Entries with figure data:

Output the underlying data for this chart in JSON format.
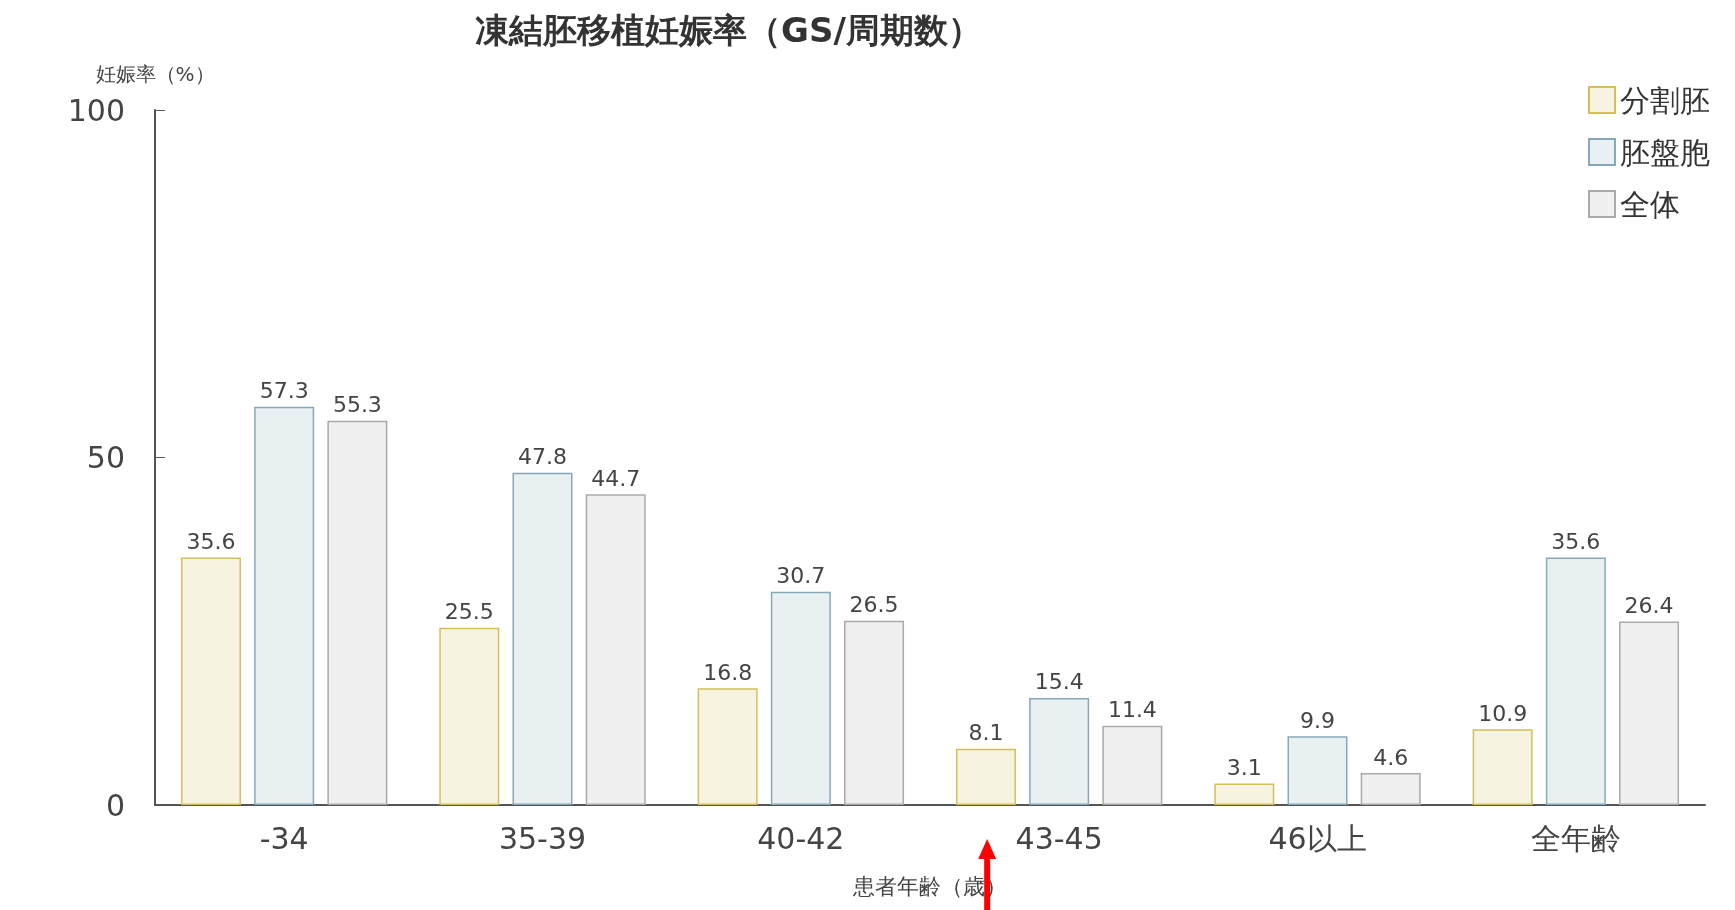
{
  "chart_data": {
    "type": "bar",
    "title": "凍結胚移植妊娠率（GS/周期数）",
    "xlabel": "患者年齢（歳）",
    "ylabel": "妊娠率（%）",
    "categories": [
      "-34",
      "35-39",
      "40-42",
      "43-45",
      "46以上",
      "全年齢"
    ],
    "series": [
      {
        "name": "分割胚",
        "color": "#d4bf5a",
        "values": [
          35.6,
          25.5,
          16.8,
          8.1,
          3.1,
          10.9
        ]
      },
      {
        "name": "胚盤胞",
        "color": "#85a9b9",
        "values": [
          57.3,
          47.8,
          30.7,
          15.4,
          9.9,
          35.6
        ]
      },
      {
        "name": "全体",
        "color": "#aaaaaa",
        "values": [
          55.3,
          44.7,
          26.5,
          11.4,
          4.6,
          26.4
        ]
      }
    ],
    "ylim": [
      0,
      100
    ],
    "yticks": [
      0,
      50,
      100
    ],
    "grid": false,
    "legend": "top right",
    "data_labels": true
  }
}
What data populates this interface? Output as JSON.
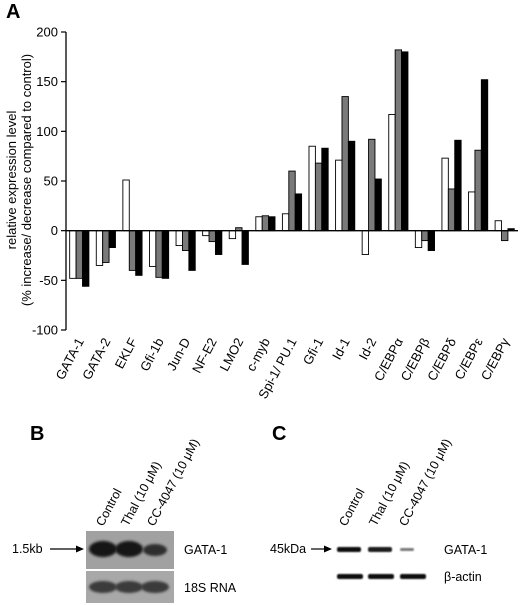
{
  "chart_data": {
    "type": "bar",
    "panel_label": "A",
    "ylabel_line1": "relative expression level",
    "ylabel_line2": "(% increase/ decrease compared to control)",
    "ylim": [
      -100,
      200
    ],
    "yticks": [
      -100,
      -50,
      0,
      50,
      100,
      150,
      200
    ],
    "categories": [
      "GATA-1",
      "GATA-2",
      "EKLF",
      "Gfi-1b",
      "Jun-D",
      "NF-E2",
      "LMO2",
      "c-myb",
      "Spi-1/ PU.1",
      "Gfi-1",
      "Id-1",
      "Id-2",
      "C/EBPα",
      "C/EBPβ",
      "C/EBPδ",
      "C/EBPε",
      "C/EBPγ"
    ],
    "series_colors": [
      "#ffffff",
      "#7a7a7a",
      "#000000"
    ],
    "series": [
      {
        "values": [
          -48,
          -35,
          51,
          -36,
          -15,
          -5,
          -8,
          14,
          17,
          85,
          71,
          -24,
          117,
          -17,
          73,
          39,
          10
        ]
      },
      {
        "values": [
          -48,
          -32,
          -40,
          -47,
          -20,
          -11,
          3,
          15,
          60,
          68,
          135,
          92,
          182,
          -10,
          42,
          81,
          -10
        ]
      },
      {
        "values": [
          -56,
          -17,
          -45,
          -48,
          -40,
          -24,
          -34,
          14,
          37,
          83,
          90,
          52,
          180,
          -20,
          91,
          152,
          2
        ]
      }
    ],
    "grid": false
  },
  "blot_b": {
    "panel_label": "B",
    "lanes": [
      "Control",
      "Thal (10 μM)",
      "CC-4047 (10 μM)"
    ],
    "size_marker": "1.5kb",
    "band_labels": [
      "GATA-1",
      "18S RNA"
    ]
  },
  "blot_c": {
    "panel_label": "C",
    "lanes": [
      "Control",
      "Thal (10 μM)",
      "CC-4047 (10 μM)"
    ],
    "size_marker": "45kDa",
    "band_labels": [
      "GATA-1",
      "β-actin"
    ]
  }
}
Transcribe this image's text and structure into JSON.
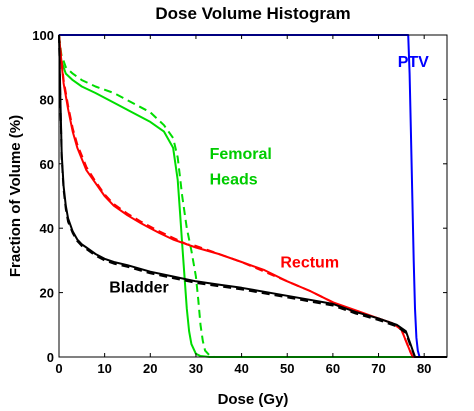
{
  "chart_data": {
    "type": "line",
    "title": "Dose Volume Histogram",
    "xlabel": "Dose (Gy)",
    "ylabel": "Fraction of Volume (%)",
    "xlim": [
      0,
      85
    ],
    "ylim": [
      0,
      100
    ],
    "x_ticks": [
      0,
      10,
      20,
      30,
      40,
      50,
      60,
      70,
      80
    ],
    "y_ticks": [
      0,
      20,
      40,
      60,
      80,
      100
    ],
    "grid": false,
    "legend": "none",
    "annotations": [
      {
        "text": "PTV",
        "color": "#0000ff",
        "x": 74.2,
        "y": 90
      },
      {
        "text": "Femoral",
        "color": "#00cc00",
        "x": 33,
        "y": 61.5
      },
      {
        "text": "Heads",
        "color": "#00cc00",
        "x": 33,
        "y": 53.5
      },
      {
        "text": "Rectum",
        "color": "#ff0000",
        "x": 48.5,
        "y": 27.8
      },
      {
        "text": "Bladder",
        "color": "#000000",
        "x": 11,
        "y": 20
      }
    ],
    "series": [
      {
        "color": "#0000ff",
        "dash": false,
        "x": [
          0,
          76.5,
          76.8,
          77.1,
          77.4,
          77.7,
          78.0,
          78.3,
          78.6,
          79.0,
          85
        ],
        "y": [
          100,
          100,
          88,
          70,
          50,
          30,
          15,
          6,
          2,
          0,
          0
        ]
      },
      {
        "color": "#00dd00",
        "dash": false,
        "x": [
          0,
          0.5,
          1.5,
          3,
          5,
          8,
          12,
          16,
          20,
          23,
          25,
          26,
          26.5,
          27,
          27.5,
          28,
          28.5,
          29,
          30,
          31,
          33,
          85
        ],
        "y": [
          100,
          92,
          88,
          86,
          84,
          82,
          79,
          76,
          73,
          70,
          65,
          55,
          45,
          35,
          25,
          15,
          8,
          4,
          1,
          0.3,
          0,
          0
        ]
      },
      {
        "color": "#00dd00",
        "dash": true,
        "x": [
          0,
          0.5,
          1.5,
          3,
          5,
          8,
          12,
          16,
          20,
          23,
          25,
          26,
          27,
          28,
          29,
          30,
          30.5,
          31,
          31.5,
          32,
          33,
          34,
          85
        ],
        "y": [
          100,
          94,
          90,
          88,
          86,
          84,
          82,
          79,
          76,
          72,
          68,
          62,
          50,
          40,
          33,
          25,
          18,
          10,
          5,
          2,
          0.5,
          0,
          0
        ]
      },
      {
        "color": "#ff0000",
        "dash": false,
        "x": [
          0,
          0.5,
          1,
          2,
          3,
          4,
          6,
          8,
          10,
          12,
          15,
          18,
          20,
          22,
          25,
          28,
          30,
          35,
          40,
          45,
          50,
          55,
          60,
          65,
          70,
          73,
          75,
          76,
          77,
          77.5,
          85
        ],
        "y": [
          100,
          92,
          85,
          77,
          70,
          65,
          58,
          54,
          50,
          47,
          44,
          41.5,
          40,
          38.5,
          36.5,
          35,
          34,
          32,
          29.5,
          27,
          23.5,
          20.5,
          17,
          14.5,
          12,
          10.5,
          8.5,
          5,
          1.5,
          0,
          0
        ]
      },
      {
        "color": "#ff0000",
        "dash": true,
        "x": [
          0,
          0.5,
          1,
          2,
          3,
          4,
          6,
          8,
          10,
          12,
          15,
          18,
          20,
          22,
          25,
          28,
          30,
          32,
          35,
          40,
          45,
          50,
          55,
          60,
          62,
          65,
          70,
          73,
          75,
          76,
          77,
          77.5,
          85
        ],
        "y": [
          100,
          93,
          86,
          78,
          71,
          66,
          59,
          54.5,
          50.5,
          47.5,
          44.5,
          42,
          40.5,
          39,
          37,
          35,
          34.5,
          33.5,
          32,
          29.5,
          26.5,
          23.5,
          20.5,
          17,
          15,
          14,
          12,
          10.5,
          8.5,
          5,
          1.5,
          0,
          0
        ]
      },
      {
        "color": "#000000",
        "dash": false,
        "x": [
          0,
          0.3,
          0.6,
          1,
          1.5,
          2,
          3,
          4,
          5,
          6,
          8,
          10,
          12,
          15,
          20,
          25,
          30,
          35,
          40,
          50,
          60,
          65,
          70,
          74,
          76,
          77,
          78,
          85
        ],
        "y": [
          100,
          80,
          63,
          53,
          47,
          43,
          39,
          36.5,
          35,
          34,
          32,
          30.5,
          29.5,
          28.5,
          26.5,
          25,
          23.5,
          22.5,
          21.5,
          19,
          16.5,
          14,
          12,
          10,
          8,
          4,
          0,
          0
        ]
      },
      {
        "color": "#000000",
        "dash": true,
        "x": [
          0,
          0.3,
          0.6,
          1,
          1.5,
          2,
          3,
          4,
          5,
          6,
          8,
          10,
          12,
          15,
          20,
          25,
          30,
          35,
          40,
          50,
          60,
          65,
          70,
          74,
          76,
          77,
          78,
          85
        ],
        "y": [
          100,
          79,
          62,
          52,
          46,
          42,
          38.5,
          36,
          34.5,
          33.5,
          31.5,
          30,
          29,
          28,
          26,
          24.5,
          23,
          22,
          21,
          18.5,
          16,
          13.5,
          11.5,
          9.5,
          7.5,
          3.5,
          0,
          0
        ]
      }
    ]
  }
}
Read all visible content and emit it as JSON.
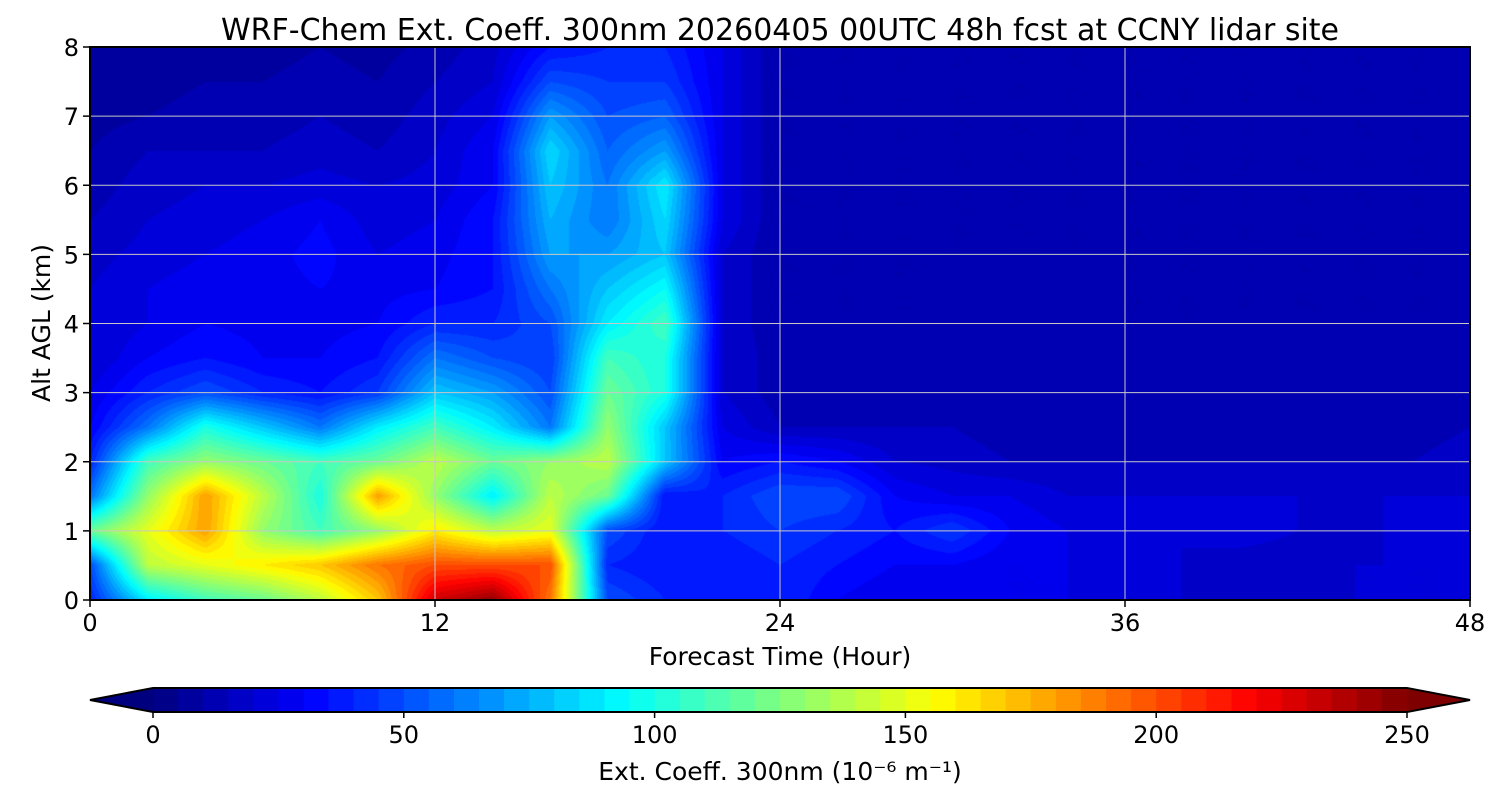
{
  "chart_data": {
    "type": "heatmap",
    "title": "WRF-Chem Ext. Coeff. 300nm  20260405 00UTC 48h fcst at CCNY lidar site",
    "xlabel": "Forecast Time (Hour)",
    "ylabel": "Alt AGL (km)",
    "xlim": [
      0,
      48
    ],
    "ylim": [
      0,
      8
    ],
    "xticks": [
      0,
      12,
      24,
      36,
      48
    ],
    "yticks": [
      0,
      1,
      2,
      3,
      4,
      5,
      6,
      7,
      8
    ],
    "grid": true,
    "colormap": "jet",
    "colorbar": {
      "label": "Ext. Coeff. 300nm  (10⁻⁶ m⁻¹)",
      "range": [
        0,
        250
      ],
      "ticks": [
        0,
        50,
        100,
        150,
        200,
        250
      ],
      "extend": "both",
      "placement": "bottom"
    },
    "x": [
      0,
      2,
      4,
      6,
      8,
      10,
      12,
      14,
      16,
      18,
      20,
      22,
      24,
      26,
      28,
      30,
      32,
      34,
      36,
      38,
      40,
      42,
      44,
      46,
      48
    ],
    "y": [
      0,
      0.5,
      1,
      1.5,
      2,
      2.5,
      3,
      3.5,
      4,
      4.5,
      5,
      5.5,
      6,
      6.5,
      7,
      7.5,
      8
    ],
    "z": [
      [
        40,
        90,
        110,
        120,
        140,
        170,
        230,
        245,
        190,
        50,
        40,
        35,
        40,
        30,
        25,
        25,
        25,
        25,
        25,
        20,
        20,
        20,
        20,
        20,
        20
      ],
      [
        50,
        140,
        150,
        160,
        170,
        190,
        200,
        200,
        200,
        40,
        35,
        35,
        40,
        35,
        30,
        30,
        25,
        25,
        20,
        20,
        15,
        15,
        20,
        20,
        20
      ],
      [
        120,
        150,
        180,
        130,
        110,
        130,
        160,
        140,
        150,
        50,
        35,
        40,
        45,
        40,
        35,
        45,
        30,
        25,
        25,
        20,
        25,
        20,
        15,
        25,
        20
      ],
      [
        60,
        130,
        180,
        140,
        100,
        180,
        130,
        90,
        140,
        120,
        35,
        40,
        50,
        50,
        30,
        25,
        25,
        20,
        20,
        20,
        20,
        20,
        20,
        20,
        20
      ],
      [
        40,
        110,
        130,
        120,
        110,
        120,
        140,
        120,
        130,
        140,
        80,
        30,
        35,
        30,
        20,
        18,
        15,
        15,
        15,
        15,
        15,
        15,
        15,
        15,
        18
      ],
      [
        30,
        60,
        100,
        80,
        60,
        90,
        110,
        90,
        60,
        130,
        80,
        25,
        15,
        15,
        15,
        15,
        12,
        12,
        12,
        12,
        12,
        12,
        12,
        12,
        15
      ],
      [
        25,
        40,
        50,
        40,
        35,
        45,
        80,
        70,
        50,
        120,
        100,
        20,
        12,
        12,
        12,
        12,
        12,
        12,
        12,
        12,
        12,
        12,
        12,
        12,
        12
      ],
      [
        20,
        30,
        35,
        30,
        30,
        35,
        60,
        50,
        45,
        110,
        100,
        20,
        12,
        12,
        12,
        12,
        12,
        12,
        12,
        12,
        12,
        12,
        12,
        12,
        12
      ],
      [
        20,
        25,
        30,
        28,
        28,
        30,
        40,
        40,
        50,
        90,
        110,
        20,
        10,
        10,
        10,
        10,
        12,
        12,
        10,
        10,
        10,
        10,
        10,
        10,
        10
      ],
      [
        20,
        25,
        28,
        28,
        30,
        28,
        30,
        35,
        60,
        80,
        95,
        20,
        10,
        10,
        10,
        10,
        12,
        12,
        10,
        10,
        10,
        10,
        10,
        10,
        10
      ],
      [
        18,
        22,
        25,
        28,
        32,
        25,
        28,
        35,
        70,
        70,
        80,
        20,
        10,
        10,
        10,
        10,
        10,
        10,
        10,
        10,
        10,
        10,
        10,
        10,
        10
      ],
      [
        15,
        20,
        22,
        25,
        30,
        22,
        25,
        35,
        75,
        60,
        85,
        25,
        10,
        10,
        10,
        10,
        10,
        10,
        10,
        10,
        10,
        10,
        10,
        10,
        10
      ],
      [
        12,
        18,
        20,
        20,
        22,
        20,
        22,
        30,
        80,
        60,
        90,
        25,
        10,
        10,
        10,
        10,
        10,
        10,
        10,
        10,
        10,
        10,
        10,
        10,
        10
      ],
      [
        10,
        15,
        15,
        15,
        18,
        15,
        20,
        30,
        85,
        55,
        70,
        25,
        10,
        10,
        10,
        10,
        10,
        10,
        10,
        10,
        10,
        10,
        10,
        10,
        10
      ],
      [
        8,
        10,
        12,
        12,
        15,
        12,
        18,
        25,
        70,
        50,
        55,
        25,
        10,
        10,
        10,
        10,
        10,
        10,
        10,
        10,
        10,
        10,
        10,
        10,
        10
      ],
      [
        5,
        8,
        10,
        10,
        12,
        10,
        15,
        20,
        50,
        45,
        45,
        25,
        10,
        10,
        10,
        10,
        10,
        10,
        10,
        10,
        10,
        10,
        10,
        10,
        10
      ],
      [
        5,
        8,
        8,
        8,
        10,
        8,
        12,
        18,
        35,
        40,
        40,
        25,
        10,
        10,
        10,
        10,
        10,
        10,
        10,
        10,
        10,
        10,
        10,
        10,
        10
      ]
    ]
  }
}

● Your instructions
Report only the number of lines that hold the word "type".

● Finished task
4